→ **Problem details**
Select, from the data, each line where "with" occurs.

--- Provided records ---

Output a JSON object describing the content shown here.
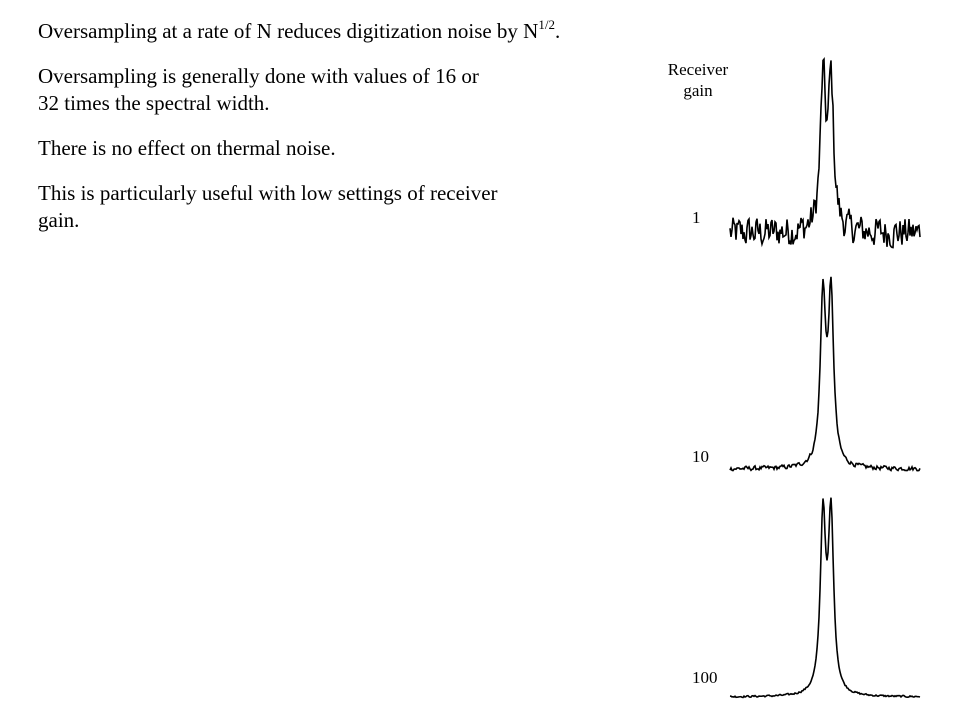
{
  "text": {
    "line1": "Oversampling at a rate of N reduces digitization noise by N",
    "line1_sup": "1/2",
    "line1_end": ".",
    "line2a": "Oversampling is generally done with values of 16 or",
    "line2b": "32 times the spectral width.",
    "line3": "There is no effect on thermal noise.",
    "line4a": "This is particularly useful with low settings of receiver",
    "line4b": "gain."
  },
  "figure": {
    "header_line1": "Receiver",
    "header_line2": "gain",
    "spectra": [
      {
        "gain_label": "1",
        "noise_level": 0.85
      },
      {
        "gain_label": "10",
        "noise_level": 0.12
      },
      {
        "gain_label": "100",
        "noise_level": 0.05
      }
    ],
    "line_color": "#000000"
  }
}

---

→ **Solution**
    "line2a": "Oversampling is generally done with values of 16 or",
    "line4a": "This is particularly useful with low settings of receiver",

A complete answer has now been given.